Identify and copy all lines of the material where the string "grid" is found.

_ _ _

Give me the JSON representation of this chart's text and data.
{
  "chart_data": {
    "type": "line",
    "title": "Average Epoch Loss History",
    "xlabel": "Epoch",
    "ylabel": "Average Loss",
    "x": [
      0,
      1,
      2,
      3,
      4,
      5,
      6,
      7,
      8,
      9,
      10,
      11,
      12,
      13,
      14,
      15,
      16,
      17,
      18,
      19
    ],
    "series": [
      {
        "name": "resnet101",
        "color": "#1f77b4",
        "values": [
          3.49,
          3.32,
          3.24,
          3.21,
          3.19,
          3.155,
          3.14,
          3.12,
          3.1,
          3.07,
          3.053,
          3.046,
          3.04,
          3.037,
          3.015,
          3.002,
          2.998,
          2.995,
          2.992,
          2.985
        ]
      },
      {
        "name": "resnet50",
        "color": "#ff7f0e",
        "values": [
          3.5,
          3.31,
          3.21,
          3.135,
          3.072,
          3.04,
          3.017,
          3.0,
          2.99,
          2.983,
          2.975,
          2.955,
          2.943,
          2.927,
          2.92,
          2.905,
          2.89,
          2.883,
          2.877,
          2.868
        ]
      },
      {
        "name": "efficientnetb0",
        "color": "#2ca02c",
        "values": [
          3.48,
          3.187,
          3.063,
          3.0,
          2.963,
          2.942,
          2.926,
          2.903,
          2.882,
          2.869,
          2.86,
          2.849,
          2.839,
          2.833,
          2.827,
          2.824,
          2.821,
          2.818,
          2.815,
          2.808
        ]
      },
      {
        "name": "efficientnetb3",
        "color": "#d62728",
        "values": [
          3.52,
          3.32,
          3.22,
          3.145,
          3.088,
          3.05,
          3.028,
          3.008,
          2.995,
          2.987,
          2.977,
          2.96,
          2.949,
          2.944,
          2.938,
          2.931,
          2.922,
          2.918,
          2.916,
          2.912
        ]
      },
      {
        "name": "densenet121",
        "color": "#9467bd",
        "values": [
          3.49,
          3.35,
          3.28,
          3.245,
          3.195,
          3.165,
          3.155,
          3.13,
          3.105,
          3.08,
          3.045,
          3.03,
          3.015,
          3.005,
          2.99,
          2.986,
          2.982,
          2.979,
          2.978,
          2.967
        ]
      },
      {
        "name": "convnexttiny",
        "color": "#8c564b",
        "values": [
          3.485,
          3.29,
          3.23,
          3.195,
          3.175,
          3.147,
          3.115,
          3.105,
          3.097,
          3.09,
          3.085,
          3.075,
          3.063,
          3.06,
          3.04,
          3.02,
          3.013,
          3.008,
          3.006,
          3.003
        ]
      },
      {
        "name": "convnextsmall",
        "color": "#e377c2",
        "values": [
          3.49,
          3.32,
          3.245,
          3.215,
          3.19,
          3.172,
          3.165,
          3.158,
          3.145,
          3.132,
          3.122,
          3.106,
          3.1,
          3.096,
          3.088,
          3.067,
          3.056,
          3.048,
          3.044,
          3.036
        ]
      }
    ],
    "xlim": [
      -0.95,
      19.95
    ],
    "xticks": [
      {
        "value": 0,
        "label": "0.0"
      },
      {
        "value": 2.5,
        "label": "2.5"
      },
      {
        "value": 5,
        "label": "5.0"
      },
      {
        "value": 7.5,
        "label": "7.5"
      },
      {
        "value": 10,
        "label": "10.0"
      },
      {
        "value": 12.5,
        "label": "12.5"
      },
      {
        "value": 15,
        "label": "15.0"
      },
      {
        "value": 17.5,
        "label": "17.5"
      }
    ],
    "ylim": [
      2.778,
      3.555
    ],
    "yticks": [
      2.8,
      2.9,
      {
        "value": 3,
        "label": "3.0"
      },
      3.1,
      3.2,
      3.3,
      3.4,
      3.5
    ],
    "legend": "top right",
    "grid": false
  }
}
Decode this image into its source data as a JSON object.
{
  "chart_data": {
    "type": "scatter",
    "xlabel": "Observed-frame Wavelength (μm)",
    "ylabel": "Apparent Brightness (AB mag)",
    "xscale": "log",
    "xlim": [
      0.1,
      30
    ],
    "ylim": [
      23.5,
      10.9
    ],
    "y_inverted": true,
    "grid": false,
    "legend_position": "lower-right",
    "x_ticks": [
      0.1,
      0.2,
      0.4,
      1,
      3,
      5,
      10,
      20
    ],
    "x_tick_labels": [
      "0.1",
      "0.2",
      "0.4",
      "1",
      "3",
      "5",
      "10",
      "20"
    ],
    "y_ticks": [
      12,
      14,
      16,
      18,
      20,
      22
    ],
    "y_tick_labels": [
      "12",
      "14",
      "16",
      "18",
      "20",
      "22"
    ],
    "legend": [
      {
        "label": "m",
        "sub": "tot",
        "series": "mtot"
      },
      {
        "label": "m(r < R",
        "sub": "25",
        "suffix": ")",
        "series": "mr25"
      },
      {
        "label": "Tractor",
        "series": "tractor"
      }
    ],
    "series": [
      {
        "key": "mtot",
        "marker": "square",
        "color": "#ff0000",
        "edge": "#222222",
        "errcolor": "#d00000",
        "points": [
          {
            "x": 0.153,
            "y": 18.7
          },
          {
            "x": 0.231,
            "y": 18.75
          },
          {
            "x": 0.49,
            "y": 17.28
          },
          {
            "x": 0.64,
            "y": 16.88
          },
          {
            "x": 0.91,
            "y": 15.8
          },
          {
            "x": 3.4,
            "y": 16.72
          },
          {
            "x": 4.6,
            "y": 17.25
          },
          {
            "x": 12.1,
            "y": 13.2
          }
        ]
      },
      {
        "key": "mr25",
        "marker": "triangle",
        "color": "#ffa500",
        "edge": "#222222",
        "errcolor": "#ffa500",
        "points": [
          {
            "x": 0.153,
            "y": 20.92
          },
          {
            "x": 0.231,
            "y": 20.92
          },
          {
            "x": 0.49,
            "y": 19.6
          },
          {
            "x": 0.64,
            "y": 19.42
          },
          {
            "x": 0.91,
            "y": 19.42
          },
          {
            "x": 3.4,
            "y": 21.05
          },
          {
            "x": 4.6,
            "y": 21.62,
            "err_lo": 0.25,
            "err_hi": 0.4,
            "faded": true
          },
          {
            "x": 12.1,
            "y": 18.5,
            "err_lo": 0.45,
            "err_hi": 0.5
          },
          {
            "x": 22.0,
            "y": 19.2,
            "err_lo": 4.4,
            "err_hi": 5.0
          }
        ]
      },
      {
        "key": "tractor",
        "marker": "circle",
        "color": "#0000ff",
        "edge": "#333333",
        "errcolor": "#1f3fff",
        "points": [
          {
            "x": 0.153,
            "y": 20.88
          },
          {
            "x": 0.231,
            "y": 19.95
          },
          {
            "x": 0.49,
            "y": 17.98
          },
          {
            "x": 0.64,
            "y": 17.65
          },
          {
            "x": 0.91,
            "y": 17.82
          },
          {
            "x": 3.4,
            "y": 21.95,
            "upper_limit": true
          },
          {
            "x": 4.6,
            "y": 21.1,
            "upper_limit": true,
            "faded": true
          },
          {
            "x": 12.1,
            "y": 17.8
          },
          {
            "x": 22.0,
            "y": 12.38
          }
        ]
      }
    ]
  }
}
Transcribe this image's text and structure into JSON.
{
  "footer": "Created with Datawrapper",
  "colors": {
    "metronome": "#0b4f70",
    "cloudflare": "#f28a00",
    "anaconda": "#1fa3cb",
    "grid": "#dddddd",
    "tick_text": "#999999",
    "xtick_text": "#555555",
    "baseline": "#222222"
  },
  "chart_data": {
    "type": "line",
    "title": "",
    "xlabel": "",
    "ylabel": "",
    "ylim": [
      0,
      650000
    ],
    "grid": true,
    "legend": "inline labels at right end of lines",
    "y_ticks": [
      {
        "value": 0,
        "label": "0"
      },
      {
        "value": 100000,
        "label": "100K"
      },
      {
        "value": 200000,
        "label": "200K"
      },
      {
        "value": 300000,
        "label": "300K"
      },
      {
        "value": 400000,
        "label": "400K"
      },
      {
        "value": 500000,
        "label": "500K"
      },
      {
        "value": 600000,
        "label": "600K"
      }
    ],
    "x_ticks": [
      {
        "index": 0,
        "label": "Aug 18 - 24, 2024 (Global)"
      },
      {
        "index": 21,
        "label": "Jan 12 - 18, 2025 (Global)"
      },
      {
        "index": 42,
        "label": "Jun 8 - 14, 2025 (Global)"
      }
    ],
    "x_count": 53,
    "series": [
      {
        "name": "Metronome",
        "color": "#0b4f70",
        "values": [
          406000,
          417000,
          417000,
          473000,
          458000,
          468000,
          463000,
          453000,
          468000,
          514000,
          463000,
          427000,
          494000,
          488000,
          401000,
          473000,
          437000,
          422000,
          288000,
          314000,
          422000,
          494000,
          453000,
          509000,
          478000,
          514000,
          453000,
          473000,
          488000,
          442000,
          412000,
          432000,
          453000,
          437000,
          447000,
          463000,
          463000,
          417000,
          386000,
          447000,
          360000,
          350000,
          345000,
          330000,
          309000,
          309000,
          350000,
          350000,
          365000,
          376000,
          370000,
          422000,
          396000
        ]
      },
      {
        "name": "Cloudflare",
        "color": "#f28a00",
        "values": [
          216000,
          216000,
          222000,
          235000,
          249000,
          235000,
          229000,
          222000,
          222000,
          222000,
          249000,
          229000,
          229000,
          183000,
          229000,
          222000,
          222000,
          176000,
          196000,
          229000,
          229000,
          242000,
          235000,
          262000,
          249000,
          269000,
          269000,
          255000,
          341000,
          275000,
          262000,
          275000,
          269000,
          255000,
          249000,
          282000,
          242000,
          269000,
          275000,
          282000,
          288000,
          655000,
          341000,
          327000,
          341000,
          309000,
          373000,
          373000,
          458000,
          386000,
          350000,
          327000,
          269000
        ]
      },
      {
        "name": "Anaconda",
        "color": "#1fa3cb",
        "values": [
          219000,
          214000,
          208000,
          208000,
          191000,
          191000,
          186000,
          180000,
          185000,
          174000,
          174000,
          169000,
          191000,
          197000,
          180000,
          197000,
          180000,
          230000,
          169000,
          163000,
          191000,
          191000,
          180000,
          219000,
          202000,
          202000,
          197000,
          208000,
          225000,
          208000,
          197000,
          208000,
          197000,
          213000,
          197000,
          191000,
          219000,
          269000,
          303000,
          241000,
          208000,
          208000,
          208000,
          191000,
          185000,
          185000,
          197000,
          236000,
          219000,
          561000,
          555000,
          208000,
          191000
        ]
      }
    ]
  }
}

_ _ _

**THE COMPLETED TASK**:
    "grid": false
    "grid": false,
    "grid": "#dddddd",
    "grid": true,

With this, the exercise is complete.